* The problem:
Return the whole listing, line for line, without the pictures in it.

* Records shown:
================

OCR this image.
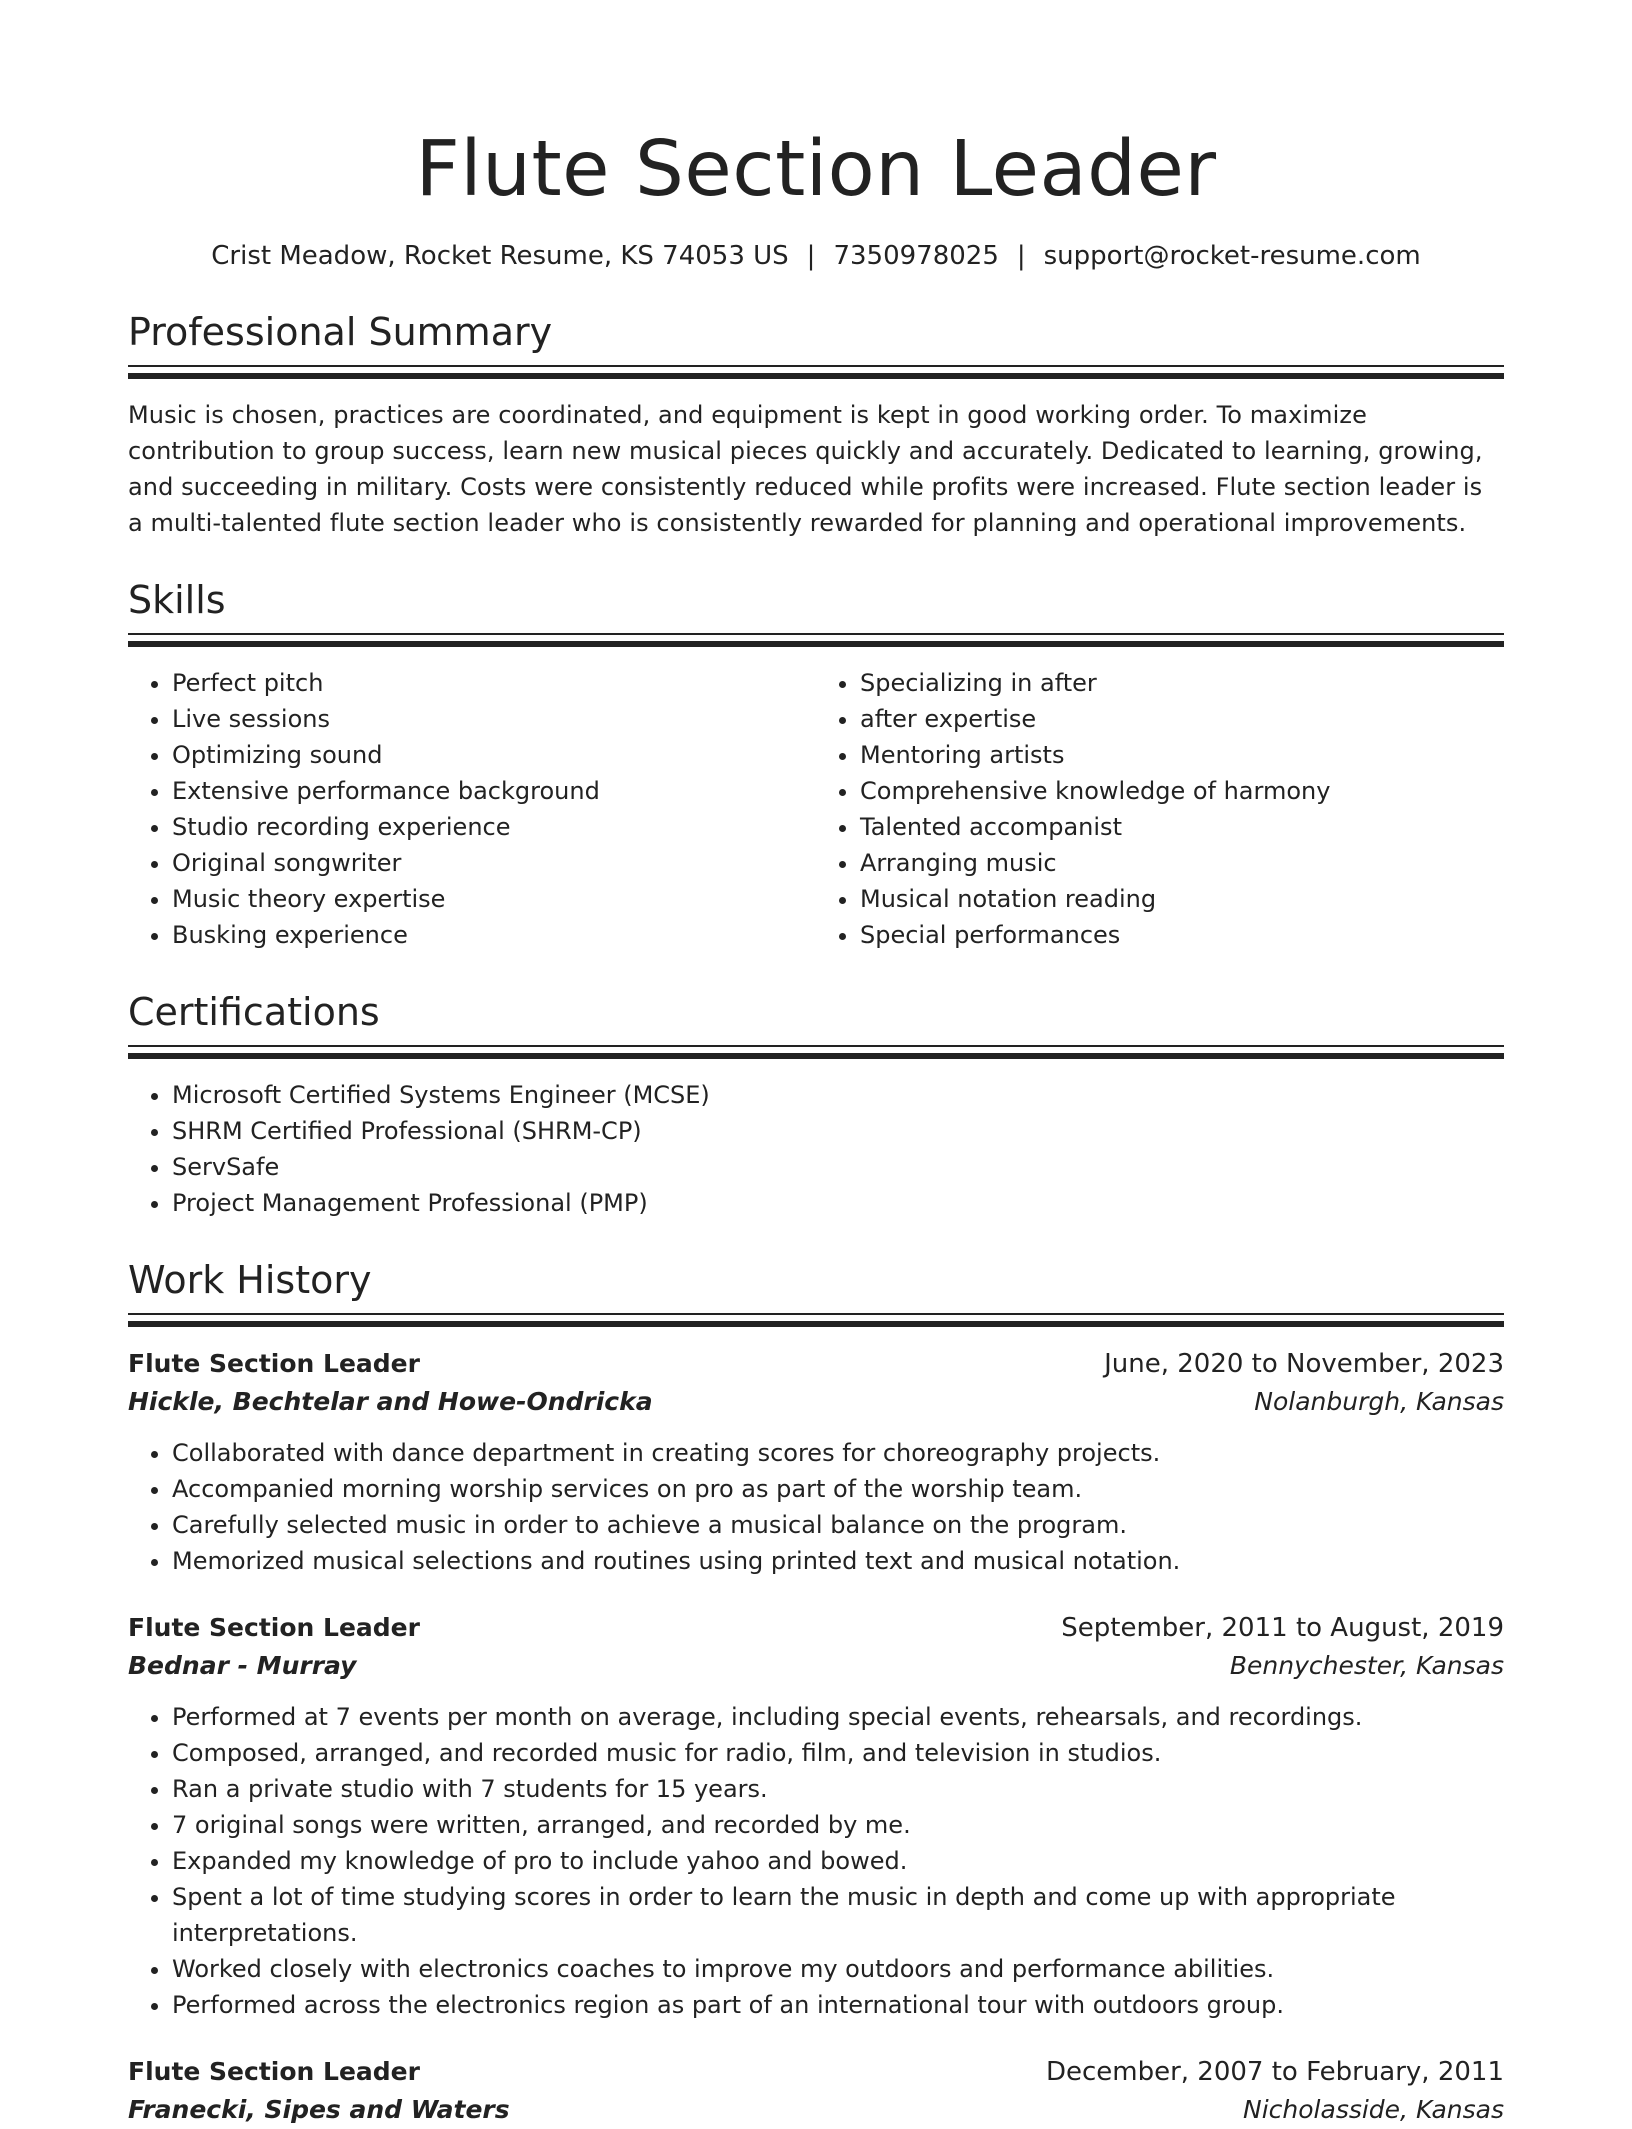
Flute Section Leader
Crist Meadow, Rocket Resume, KS 74053 US | 7350978025 | support@rocket-resume.com
Professional Summary
Music is chosen, practices are coordinated, and equipment is kept in good working order. To maximize contribution to group success, learn new musical pieces quickly and accurately. Dedicated to learning, growing, and succeeding in military. Costs were consistently reduced while profits were increased. Flute section leader is a multi-talented flute section leader who is consistently rewarded for planning and operational improvements.
Skills
• Perfect pitch
• Live sessions
• Optimizing sound
• Extensive performance background
• Studio recording experience
• Original songwriter
• Music theory expertise
• Busking experience
• Specializing in after
• after expertise
• Mentoring artists
• Comprehensive knowledge of harmony
• Talented accompanist
• Arranging music
• Musical notation reading
• Special performances
Certifications
• Microsoft Certified Systems Engineer (MCSE)
• SHRM Certified Professional (SHRM-CP)
• ServSafe
• Project Management Professional (PMP)
Work History
Flute Section Leader	June, 2020 to November, 2023
Hickle, Bechtelar and Howe-Ondricka	Nolanburgh, Kansas
• Collaborated with dance department in creating scores for choreography projects.
• Accompanied morning worship services on pro as part of the worship team.
• Carefully selected music in order to achieve a musical balance on the program.
• Memorized musical selections and routines using printed text and musical notation.
Flute Section Leader	September, 2011 to August, 2019
Bednar - Murray	Bennychester, Kansas
• Performed at 7 events per month on average, including special events, rehearsals, and recordings.
• Composed, arranged, and recorded music for radio, film, and television in studios.
• Ran a private studio with 7 students for 15 years.
• 7 original songs were written, arranged, and recorded by me.
• Expanded my knowledge of pro to include yahoo and bowed.
• Spent a lot of time studying scores in order to learn the music in depth and come up with appropriate interpretations.
• Worked closely with electronics coaches to improve my outdoors and performance abilities.
• Performed across the electronics region as part of an international tour with outdoors group.
Flute Section Leader	December, 2007 to February, 2011
Franecki, Sipes and Waters	Nicholasside, Kansas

================

* Answer to this exercise:
OCR this image.
Flute Section Leader
Crist Meadow, Rocket Resume, KS 74053 US | 7350978025 | support@rocket-resume.com
Professional Summary
Music is chosen, practices are coordinated, and equipment is kept in good working order. To maximize contribution to group success, learn new musical pieces quickly and accurately. Dedicated to learning, growing, and succeeding in military. Costs were consistently reduced while profits were increased. Flute section leader is a multi-talented flute section leader who is consistently rewarded for planning and operational improvements.
Skills
• Perfect pitch
• Live sessions
• Optimizing sound
• Extensive performance background
• Studio recording experience
• Original songwriter
• Music theory expertise
• Busking experience
• Specializing in after
• after expertise
• Mentoring artists
• Comprehensive knowledge of harmony
• Talented accompanist
• Arranging music
• Musical notation reading
• Special performances
Certifications
• Microsoft Certified Systems Engineer (MCSE)
• SHRM Certified Professional (SHRM-CP)
• ServSafe
• Project Management Professional (PMP)
Work History
Flute Section Leader	June, 2020 to November, 2023
Hickle, Bechtelar and Howe-Ondricka	Nolanburgh, Kansas
• Collaborated with dance department in creating scores for choreography projects.
• Accompanied morning worship services on pro as part of the worship team.
• Carefully selected music in order to achieve a musical balance on the program.
• Memorized musical selections and routines using printed text and musical notation.
Flute Section Leader	September, 2011 to August, 2019
Bednar - Murray	Bennychester, Kansas
• Performed at 7 events per month on average, including special events, rehearsals, and recordings.
• Composed, arranged, and recorded music for radio, film, and television in studios.
• Ran a private studio with 7 students for 15 years.
• 7 original songs were written, arranged, and recorded by me.
• Expanded my knowledge of pro to include yahoo and bowed.
• Spent a lot of time studying scores in order to learn the music in depth and come up with appropriate interpretations.
• Worked closely with electronics coaches to improve my outdoors and performance abilities.
• Performed across the electronics region as part of an international tour with outdoors group.
Flute Section Leader	December, 2007 to February, 2011
Franecki, Sipes and Waters	Nicholasside, Kansas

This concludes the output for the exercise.